_WHAT YOU SHOULD DO_.
You are to retype all of the data exactly as it appears.

# MATERIAL SUPPLIED start

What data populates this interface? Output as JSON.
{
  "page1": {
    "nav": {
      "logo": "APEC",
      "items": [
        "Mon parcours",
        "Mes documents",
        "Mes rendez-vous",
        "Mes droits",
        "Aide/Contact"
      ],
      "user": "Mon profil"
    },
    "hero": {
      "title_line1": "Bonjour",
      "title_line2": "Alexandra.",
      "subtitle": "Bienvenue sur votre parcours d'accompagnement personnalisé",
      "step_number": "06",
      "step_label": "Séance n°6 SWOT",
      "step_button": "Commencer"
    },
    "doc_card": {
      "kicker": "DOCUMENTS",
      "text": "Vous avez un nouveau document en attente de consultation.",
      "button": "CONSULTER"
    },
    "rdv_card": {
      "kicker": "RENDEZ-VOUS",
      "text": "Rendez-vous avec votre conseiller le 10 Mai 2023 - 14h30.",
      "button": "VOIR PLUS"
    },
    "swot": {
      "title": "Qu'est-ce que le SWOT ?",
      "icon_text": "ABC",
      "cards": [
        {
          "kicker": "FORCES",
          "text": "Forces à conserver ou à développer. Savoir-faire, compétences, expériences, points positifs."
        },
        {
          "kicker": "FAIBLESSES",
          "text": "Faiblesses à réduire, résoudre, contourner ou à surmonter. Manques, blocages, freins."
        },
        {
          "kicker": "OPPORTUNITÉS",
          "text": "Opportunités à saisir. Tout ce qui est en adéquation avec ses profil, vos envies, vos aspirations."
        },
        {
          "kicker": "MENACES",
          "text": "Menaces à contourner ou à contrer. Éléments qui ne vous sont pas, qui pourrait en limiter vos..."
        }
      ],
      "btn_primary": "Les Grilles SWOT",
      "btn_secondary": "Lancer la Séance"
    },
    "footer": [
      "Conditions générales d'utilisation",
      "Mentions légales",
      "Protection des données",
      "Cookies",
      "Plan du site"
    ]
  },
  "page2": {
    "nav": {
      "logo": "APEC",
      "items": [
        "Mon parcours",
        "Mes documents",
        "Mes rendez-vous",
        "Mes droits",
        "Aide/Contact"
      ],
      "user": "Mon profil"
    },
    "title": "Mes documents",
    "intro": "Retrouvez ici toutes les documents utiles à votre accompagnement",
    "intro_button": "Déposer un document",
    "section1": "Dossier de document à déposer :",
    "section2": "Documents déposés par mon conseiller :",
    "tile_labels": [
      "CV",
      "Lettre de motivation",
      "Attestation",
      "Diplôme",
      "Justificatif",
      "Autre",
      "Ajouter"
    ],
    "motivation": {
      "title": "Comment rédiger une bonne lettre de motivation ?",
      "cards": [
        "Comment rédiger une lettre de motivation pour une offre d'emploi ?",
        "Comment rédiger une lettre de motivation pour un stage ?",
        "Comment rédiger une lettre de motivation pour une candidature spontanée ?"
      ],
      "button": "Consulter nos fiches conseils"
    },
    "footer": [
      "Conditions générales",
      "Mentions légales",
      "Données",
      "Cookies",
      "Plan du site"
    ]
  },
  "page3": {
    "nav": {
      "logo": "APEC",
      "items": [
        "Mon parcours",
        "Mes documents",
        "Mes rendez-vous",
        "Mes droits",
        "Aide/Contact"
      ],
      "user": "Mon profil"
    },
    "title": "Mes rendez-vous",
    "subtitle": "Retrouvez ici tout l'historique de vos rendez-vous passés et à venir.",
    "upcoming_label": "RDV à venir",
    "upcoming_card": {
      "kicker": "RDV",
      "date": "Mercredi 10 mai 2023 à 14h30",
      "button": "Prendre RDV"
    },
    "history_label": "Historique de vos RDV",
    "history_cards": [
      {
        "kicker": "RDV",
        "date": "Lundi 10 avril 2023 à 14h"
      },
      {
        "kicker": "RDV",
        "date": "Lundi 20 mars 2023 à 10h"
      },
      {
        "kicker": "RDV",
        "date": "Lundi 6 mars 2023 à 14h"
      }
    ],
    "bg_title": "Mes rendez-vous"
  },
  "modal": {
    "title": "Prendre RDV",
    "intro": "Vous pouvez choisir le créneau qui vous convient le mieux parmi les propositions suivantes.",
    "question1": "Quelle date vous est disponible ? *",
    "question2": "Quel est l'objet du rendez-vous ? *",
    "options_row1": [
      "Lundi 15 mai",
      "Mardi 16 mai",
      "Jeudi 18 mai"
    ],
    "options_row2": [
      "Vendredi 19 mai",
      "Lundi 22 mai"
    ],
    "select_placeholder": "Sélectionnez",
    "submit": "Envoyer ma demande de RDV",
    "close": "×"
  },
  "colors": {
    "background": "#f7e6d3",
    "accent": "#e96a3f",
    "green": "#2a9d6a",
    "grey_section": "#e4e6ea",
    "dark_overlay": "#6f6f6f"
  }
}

# MATERIAL SUPPLIED end

_PROBLEM SOLUTION_.
What data populates this interface? Output as JSON.
{
  "page1": {
    "nav": {
      "logo": "APEC",
      "items": [
        "Mon parcours",
        "Mes documents",
        "Mes rendez-vous",
        "Mes droits",
        "Aide/Contact"
      ],
      "user": "Mon profil"
    },
    "hero": {
      "title_line1": "Bonjour",
      "title_line2": "Alexandra.",
      "subtitle": "Bienvenue sur votre parcours d'accompagnement personnalisé",
      "step_number": "06",
      "step_label": "Séance n°6 SWOT",
      "step_button": "Commencer"
    },
    "doc_card": {
      "kicker": "DOCUMENTS",
      "text": "Vous avez un nouveau document en attente de consultation.",
      "button": "CONSULTER"
    },
    "rdv_card": {
      "kicker": "RENDEZ-VOUS",
      "text": "Rendez-vous avec votre conseiller le 10 Mai 2023 - 14h30.",
      "button": "VOIR PLUS"
    },
    "swot": {
      "title": "Qu'est-ce que le SWOT ?",
      "icon_text": "ABC",
      "cards": [
        {
          "kicker": "FORCES",
          "text": "Forces à conserver ou à développer. Savoir-faire, compétences, expériences, points positifs."
        },
        {
          "kicker": "FAIBLESSES",
          "text": "Faiblesses à réduire, résoudre, contourner ou à surmonter. Manques, blocages, freins."
        },
        {
          "kicker": "OPPORTUNITÉS",
          "text": "Opportunités à saisir. Tout ce qui est en adéquation avec ses profil, vos envies, vos aspirations."
        },
        {
          "kicker": "MENACES",
          "text": "Menaces à contourner ou à contrer. Éléments qui ne vous sont pas, qui pourrait en limiter vos..."
        }
      ],
      "btn_primary": "Les Grilles SWOT",
      "btn_secondary": "Lancer la Séance"
    },
    "footer": [
      "Conditions générales d'utilisation",
      "Mentions légales",
      "Protection des données",
      "Cookies",
      "Plan du site"
    ]
  },
  "page2": {
    "nav": {
      "logo": "APEC",
      "items": [
        "Mon parcours",
        "Mes documents",
        "Mes rendez-vous",
        "Mes droits",
        "Aide/Contact"
      ],
      "user": "Mon profil"
    },
    "title": "Mes documents",
    "intro": "Retrouvez ici toutes les documents utiles à votre accompagnement",
    "intro_button": "Déposer un document",
    "section1": "Dossier de document à déposer :",
    "section2": "Documents déposés par mon conseiller :",
    "tile_labels": [
      "CV",
      "Lettre de motivation",
      "Attestation",
      "Diplôme",
      "Justificatif",
      "Autre",
      "Ajouter"
    ],
    "motivation": {
      "title": "Comment rédiger une bonne lettre de motivation ?",
      "cards": [
        "Comment rédiger une lettre de motivation pour une offre d'emploi ?",
        "Comment rédiger une lettre de motivation pour un stage ?",
        "Comment rédiger une lettre de motivation pour une candidature spontanée ?"
      ],
      "button": "Consulter nos fiches conseils"
    },
    "footer": [
      "Conditions générales",
      "Mentions légales",
      "Données",
      "Cookies",
      "Plan du site"
    ]
  },
  "page3": {
    "nav": {
      "logo": "APEC",
      "items": [
        "Mon parcours",
        "Mes documents",
        "Mes rendez-vous",
        "Mes droits",
        "Aide/Contact"
      ],
      "user": "Mon profil"
    },
    "title": "Mes rendez-vous",
    "subtitle": "Retrouvez ici tout l'historique de vos rendez-vous passés et à venir.",
    "upcoming_label": "RDV à venir",
    "upcoming_card": {
      "kicker": "RDV",
      "date": "Mercredi 10 mai 2023 à 14h30",
      "button": "Prendre RDV"
    },
    "history_label": "Historique de vos RDV",
    "history_cards": [
      {
        "kicker": "RDV",
        "date": "Lundi 10 avril 2023 à 14h"
      },
      {
        "kicker": "RDV",
        "date": "Lundi 20 mars 2023 à 10h"
      },
      {
        "kicker": "RDV",
        "date": "Lundi 6 mars 2023 à 14h"
      }
    ],
    "bg_title": "Mes rendez-vous"
  },
  "modal": {
    "title": "Prendre RDV",
    "intro": "Vous pouvez choisir le créneau qui vous convient le mieux parmi les propositions suivantes.",
    "question1": "Quelle date vous est disponible ? *",
    "question2": "Quel est l'objet du rendez-vous ? *",
    "options_row1": [
      "Lundi 15 mai",
      "Mardi 16 mai",
      "Jeudi 18 mai"
    ],
    "options_row2": [
      "Vendredi 19 mai",
      "Lundi 22 mai"
    ],
    "select_placeholder": "Sélectionnez",
    "submit": "Envoyer ma demande de RDV",
    "close": "×"
  },
  "colors": {
    "background": "#f7e6d3",
    "accent": "#e96a3f",
    "green": "#2a9d6a",
    "grey_section": "#e4e6ea",
    "dark_overlay": "#6f6f6f"
  }
}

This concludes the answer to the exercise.